"""
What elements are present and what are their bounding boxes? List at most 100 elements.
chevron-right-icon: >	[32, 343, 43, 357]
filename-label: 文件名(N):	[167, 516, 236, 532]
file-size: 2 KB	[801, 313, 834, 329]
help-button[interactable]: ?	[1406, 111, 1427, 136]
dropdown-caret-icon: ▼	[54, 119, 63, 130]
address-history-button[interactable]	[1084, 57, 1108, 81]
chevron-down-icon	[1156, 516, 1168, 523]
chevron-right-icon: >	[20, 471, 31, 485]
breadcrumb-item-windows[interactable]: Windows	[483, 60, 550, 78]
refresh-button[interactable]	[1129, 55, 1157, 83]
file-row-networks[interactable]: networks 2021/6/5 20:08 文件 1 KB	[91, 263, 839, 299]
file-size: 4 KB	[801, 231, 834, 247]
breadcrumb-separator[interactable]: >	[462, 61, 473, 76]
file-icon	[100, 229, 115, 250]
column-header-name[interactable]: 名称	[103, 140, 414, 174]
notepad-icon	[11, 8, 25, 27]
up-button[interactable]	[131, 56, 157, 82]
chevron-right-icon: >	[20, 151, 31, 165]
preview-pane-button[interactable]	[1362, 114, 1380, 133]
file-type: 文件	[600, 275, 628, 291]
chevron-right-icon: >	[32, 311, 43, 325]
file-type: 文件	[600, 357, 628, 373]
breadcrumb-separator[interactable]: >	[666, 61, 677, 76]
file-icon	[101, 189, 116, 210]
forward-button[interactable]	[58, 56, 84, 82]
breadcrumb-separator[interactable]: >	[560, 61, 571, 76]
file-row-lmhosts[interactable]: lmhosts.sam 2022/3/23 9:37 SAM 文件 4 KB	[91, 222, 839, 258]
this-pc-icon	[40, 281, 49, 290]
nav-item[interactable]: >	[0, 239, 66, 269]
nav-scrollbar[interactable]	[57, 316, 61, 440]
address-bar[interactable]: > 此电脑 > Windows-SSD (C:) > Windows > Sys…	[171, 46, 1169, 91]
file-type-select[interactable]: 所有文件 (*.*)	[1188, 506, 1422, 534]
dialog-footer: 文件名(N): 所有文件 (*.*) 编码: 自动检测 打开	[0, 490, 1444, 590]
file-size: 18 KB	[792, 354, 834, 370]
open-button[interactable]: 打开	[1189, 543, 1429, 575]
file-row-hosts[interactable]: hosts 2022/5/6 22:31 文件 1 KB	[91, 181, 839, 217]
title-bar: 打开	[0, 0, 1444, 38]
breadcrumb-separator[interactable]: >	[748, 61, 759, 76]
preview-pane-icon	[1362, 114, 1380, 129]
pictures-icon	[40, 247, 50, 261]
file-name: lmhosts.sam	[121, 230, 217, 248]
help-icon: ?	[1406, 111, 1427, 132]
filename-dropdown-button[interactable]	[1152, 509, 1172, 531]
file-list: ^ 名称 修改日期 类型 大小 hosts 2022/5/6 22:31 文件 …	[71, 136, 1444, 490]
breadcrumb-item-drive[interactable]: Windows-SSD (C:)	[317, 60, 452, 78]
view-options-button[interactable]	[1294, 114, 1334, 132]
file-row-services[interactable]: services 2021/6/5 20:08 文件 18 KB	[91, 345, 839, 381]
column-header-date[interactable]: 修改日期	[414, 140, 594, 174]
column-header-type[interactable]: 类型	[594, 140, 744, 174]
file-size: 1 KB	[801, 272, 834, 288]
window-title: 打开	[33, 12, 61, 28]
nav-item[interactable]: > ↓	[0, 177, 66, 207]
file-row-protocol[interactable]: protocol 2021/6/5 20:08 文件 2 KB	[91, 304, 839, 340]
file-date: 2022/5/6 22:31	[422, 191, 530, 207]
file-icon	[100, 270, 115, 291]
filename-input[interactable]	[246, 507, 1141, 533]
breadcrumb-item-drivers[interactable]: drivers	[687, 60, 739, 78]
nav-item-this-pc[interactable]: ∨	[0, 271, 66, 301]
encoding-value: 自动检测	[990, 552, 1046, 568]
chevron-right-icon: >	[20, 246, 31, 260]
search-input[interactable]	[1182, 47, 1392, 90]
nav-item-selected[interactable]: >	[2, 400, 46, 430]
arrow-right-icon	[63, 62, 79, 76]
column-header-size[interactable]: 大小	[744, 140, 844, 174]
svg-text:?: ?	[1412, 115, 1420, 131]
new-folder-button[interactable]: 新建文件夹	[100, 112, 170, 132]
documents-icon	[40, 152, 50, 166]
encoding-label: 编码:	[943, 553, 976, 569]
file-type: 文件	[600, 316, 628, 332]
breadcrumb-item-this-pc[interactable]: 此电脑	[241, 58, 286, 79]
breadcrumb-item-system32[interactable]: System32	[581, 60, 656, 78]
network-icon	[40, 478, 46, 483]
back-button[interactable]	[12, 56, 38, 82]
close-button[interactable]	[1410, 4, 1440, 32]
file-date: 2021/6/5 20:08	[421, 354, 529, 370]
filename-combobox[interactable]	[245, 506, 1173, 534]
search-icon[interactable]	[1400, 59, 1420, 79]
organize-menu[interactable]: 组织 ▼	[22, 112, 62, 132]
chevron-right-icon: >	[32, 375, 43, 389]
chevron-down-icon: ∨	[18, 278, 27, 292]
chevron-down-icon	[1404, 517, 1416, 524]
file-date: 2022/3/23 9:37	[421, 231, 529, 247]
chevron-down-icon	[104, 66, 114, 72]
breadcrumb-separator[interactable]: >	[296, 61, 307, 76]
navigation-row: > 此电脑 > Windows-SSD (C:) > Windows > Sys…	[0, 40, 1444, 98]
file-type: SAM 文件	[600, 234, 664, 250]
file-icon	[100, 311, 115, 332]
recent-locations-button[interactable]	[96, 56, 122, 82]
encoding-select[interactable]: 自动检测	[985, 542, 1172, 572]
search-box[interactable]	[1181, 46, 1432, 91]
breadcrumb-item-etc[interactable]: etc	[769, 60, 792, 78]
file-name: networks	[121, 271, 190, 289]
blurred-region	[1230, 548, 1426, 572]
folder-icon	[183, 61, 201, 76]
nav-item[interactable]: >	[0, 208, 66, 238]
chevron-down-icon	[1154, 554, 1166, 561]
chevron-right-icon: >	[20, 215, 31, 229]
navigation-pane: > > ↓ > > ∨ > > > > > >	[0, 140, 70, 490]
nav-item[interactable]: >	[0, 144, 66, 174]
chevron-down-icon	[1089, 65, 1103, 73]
"""
[Directions]: Retype every line of the records above without changing a single character.

[Solution below]:
What elements are present and what are their bounding boxes? List at most 100 elements.
chevron-right-icon: >	[32, 343, 43, 357]
filename-label: 文件名(N):	[167, 516, 236, 532]
file-size: 2 KB	[801, 313, 834, 329]
help-button[interactable]: ?	[1406, 111, 1427, 136]
dropdown-caret-icon: ▼	[54, 119, 63, 130]
address-history-button[interactable]	[1084, 57, 1108, 81]
chevron-down-icon	[1156, 516, 1168, 523]
chevron-right-icon: >	[20, 471, 31, 485]
breadcrumb-item-windows[interactable]: Windows	[483, 60, 550, 78]
refresh-button[interactable]	[1129, 55, 1157, 83]
file-row-networks[interactable]: networks 2021/6/5 20:08 文件 1 KB	[91, 263, 839, 299]
file-size: 4 KB	[801, 231, 834, 247]
breadcrumb-separator[interactable]: >	[462, 61, 473, 76]
file-icon	[100, 229, 115, 250]
column-header-name[interactable]: 名称	[103, 140, 414, 174]
notepad-icon	[11, 8, 25, 27]
up-button[interactable]	[131, 56, 157, 82]
chevron-right-icon: >	[20, 151, 31, 165]
preview-pane-button[interactable]	[1362, 114, 1380, 133]
file-type: 文件	[600, 275, 628, 291]
chevron-right-icon: >	[32, 311, 43, 325]
file-type: 文件	[600, 357, 628, 373]
breadcrumb-separator[interactable]: >	[666, 61, 677, 76]
file-icon	[101, 189, 116, 210]
forward-button[interactable]	[58, 56, 84, 82]
breadcrumb-separator[interactable]: >	[560, 61, 571, 76]
file-row-lmhosts[interactable]: lmhosts.sam 2022/3/23 9:37 SAM 文件 4 KB	[91, 222, 839, 258]
this-pc-icon	[40, 281, 49, 290]
nav-item[interactable]: >	[0, 239, 66, 269]
nav-scrollbar[interactable]	[57, 316, 61, 440]
address-bar[interactable]: > 此电脑 > Windows-SSD (C:) > Windows > Sys…	[171, 46, 1169, 91]
file-type-select[interactable]: 所有文件 (*.*)	[1188, 506, 1422, 534]
dialog-footer: 文件名(N): 所有文件 (*.*) 编码: 自动检测 打开	[0, 490, 1444, 590]
file-size: 18 KB	[792, 354, 834, 370]
open-button[interactable]: 打开	[1189, 543, 1429, 575]
file-row-hosts[interactable]: hosts 2022/5/6 22:31 文件 1 KB	[91, 181, 839, 217]
title-bar: 打开	[0, 0, 1444, 38]
breadcrumb-separator[interactable]: >	[748, 61, 759, 76]
preview-pane-icon	[1362, 114, 1380, 129]
pictures-icon	[40, 247, 50, 261]
file-name: lmhosts.sam	[121, 230, 217, 248]
help-icon: ?	[1406, 111, 1427, 132]
filename-dropdown-button[interactable]	[1152, 509, 1172, 531]
file-list: ^ 名称 修改日期 类型 大小 hosts 2022/5/6 22:31 文件 …	[71, 136, 1444, 490]
breadcrumb-item-drive[interactable]: Windows-SSD (C:)	[317, 60, 452, 78]
view-options-button[interactable]	[1294, 114, 1334, 132]
file-row-services[interactable]: services 2021/6/5 20:08 文件 18 KB	[91, 345, 839, 381]
column-header-date[interactable]: 修改日期	[414, 140, 594, 174]
column-header-type[interactable]: 类型	[594, 140, 744, 174]
file-size: 1 KB	[801, 272, 834, 288]
window-title: 打开	[33, 12, 61, 28]
nav-item[interactable]: > ↓	[0, 177, 66, 207]
file-row-protocol[interactable]: protocol 2021/6/5 20:08 文件 2 KB	[91, 304, 839, 340]
file-date: 2022/5/6 22:31	[422, 191, 530, 207]
file-icon	[100, 270, 115, 291]
filename-input[interactable]	[246, 507, 1141, 533]
breadcrumb-item-drivers[interactable]: drivers	[687, 60, 739, 78]
nav-item-this-pc[interactable]: ∨	[0, 271, 66, 301]
encoding-value: 自动检测	[990, 552, 1046, 568]
chevron-right-icon: >	[20, 246, 31, 260]
search-input[interactable]	[1182, 47, 1392, 90]
nav-item-selected[interactable]: >	[2, 400, 46, 430]
arrow-right-icon	[63, 62, 79, 76]
column-header-size[interactable]: 大小	[744, 140, 844, 174]
svg-text:?: ?	[1412, 115, 1420, 131]
new-folder-button[interactable]: 新建文件夹	[100, 112, 170, 132]
documents-icon	[40, 152, 50, 166]
encoding-label: 编码:	[943, 553, 976, 569]
file-type: 文件	[600, 316, 628, 332]
breadcrumb-item-this-pc[interactable]: 此电脑	[241, 58, 286, 79]
breadcrumb-item-system32[interactable]: System32	[581, 60, 656, 78]
network-icon	[40, 478, 46, 483]
back-button[interactable]	[12, 56, 38, 82]
close-button[interactable]	[1410, 4, 1440, 32]
file-date: 2021/6/5 20:08	[421, 354, 529, 370]
filename-combobox[interactable]	[245, 506, 1173, 534]
search-icon[interactable]	[1400, 59, 1420, 79]
organize-menu[interactable]: 组织 ▼	[22, 112, 62, 132]
chevron-right-icon: >	[32, 375, 43, 389]
chevron-down-icon: ∨	[18, 278, 27, 292]
chevron-down-icon	[1404, 517, 1416, 524]
file-date: 2022/3/23 9:37	[421, 231, 529, 247]
chevron-down-icon	[104, 66, 114, 72]
breadcrumb-separator[interactable]: >	[296, 61, 307, 76]
navigation-row: > 此电脑 > Windows-SSD (C:) > Windows > Sys…	[0, 40, 1444, 98]
file-type: SAM 文件	[600, 234, 664, 250]
file-icon	[100, 311, 115, 332]
recent-locations-button[interactable]	[96, 56, 122, 82]
encoding-select[interactable]: 自动检测	[985, 542, 1172, 572]
search-box[interactable]	[1181, 46, 1432, 91]
breadcrumb-item-etc[interactable]: etc	[769, 60, 792, 78]
file-name: networks	[121, 271, 190, 289]
blurred-region	[1230, 548, 1426, 572]
folder-icon	[183, 61, 201, 76]
nav-item[interactable]: >	[0, 208, 66, 238]
chevron-down-icon	[1154, 554, 1166, 561]
chevron-right-icon: >	[20, 215, 31, 229]
navigation-pane: > > ↓ > > ∨ > > > > > >	[0, 140, 70, 490]
nav-item[interactable]: >	[0, 144, 66, 174]
chevron-down-icon	[1089, 65, 1103, 73]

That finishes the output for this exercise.